Problem to work on: Copy the records that follow exactly as written, but not their pictures.

Task input:
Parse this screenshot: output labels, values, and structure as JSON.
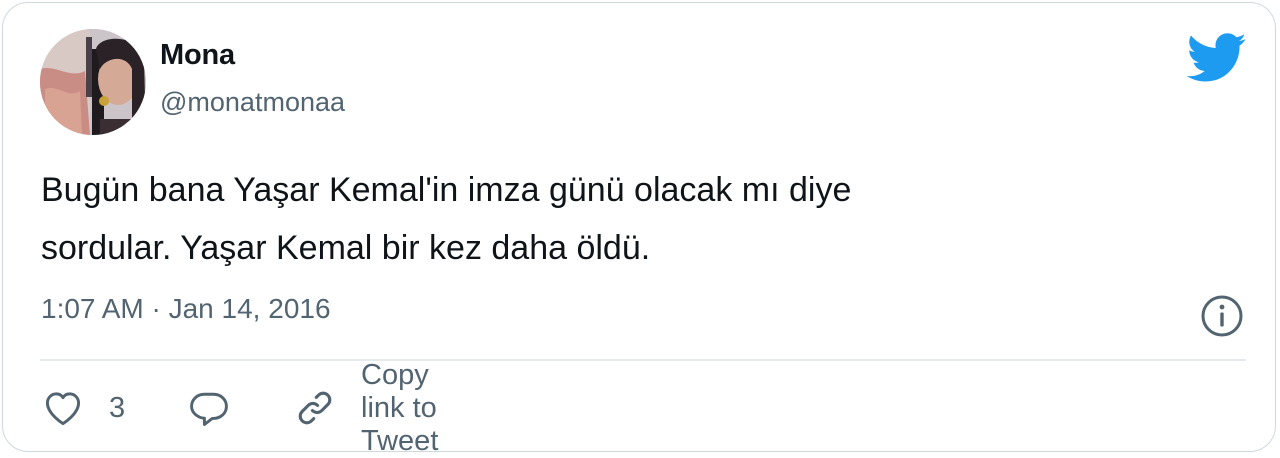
{
  "tweet": {
    "author": {
      "name": "Mona",
      "handle": "@monatmonaa"
    },
    "text": "Bugün bana Yaşar Kemal'in imza günü olacak mı diye\nsordular. Yaşar Kemal bir kez daha öldü.",
    "timestamp": "1:07 AM · Jan 14, 2016",
    "likes_count": "3",
    "copy_link_label": "Copy link to Tweet"
  },
  "icons": {
    "brand": "twitter-bird-icon",
    "info": "info-icon",
    "like": "heart-icon",
    "reply": "reply-bubble-icon",
    "link": "link-icon"
  },
  "colors": {
    "brand": "#1d9bf0",
    "text_primary": "#0f1419",
    "text_secondary": "#536471",
    "border": "#cfd9de"
  }
}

Response to this exercise:
Parse this screenshot: output labels, values, and structure as JSON.
{
  "tweet": {
    "author": {
      "name": "Mona",
      "handle": "@monatmonaa"
    },
    "text": "Bugün bana Yaşar Kemal'in imza günü olacak mı diye\nsordular. Yaşar Kemal bir kez daha öldü.",
    "timestamp": "1:07 AM · Jan 14, 2016",
    "likes_count": "3",
    "copy_link_label": "Copy link to Tweet"
  },
  "icons": {
    "brand": "twitter-bird-icon",
    "info": "info-icon",
    "like": "heart-icon",
    "reply": "reply-bubble-icon",
    "link": "link-icon"
  },
  "colors": {
    "brand": "#1d9bf0",
    "text_primary": "#0f1419",
    "text_secondary": "#536471",
    "border": "#cfd9de"
  }
}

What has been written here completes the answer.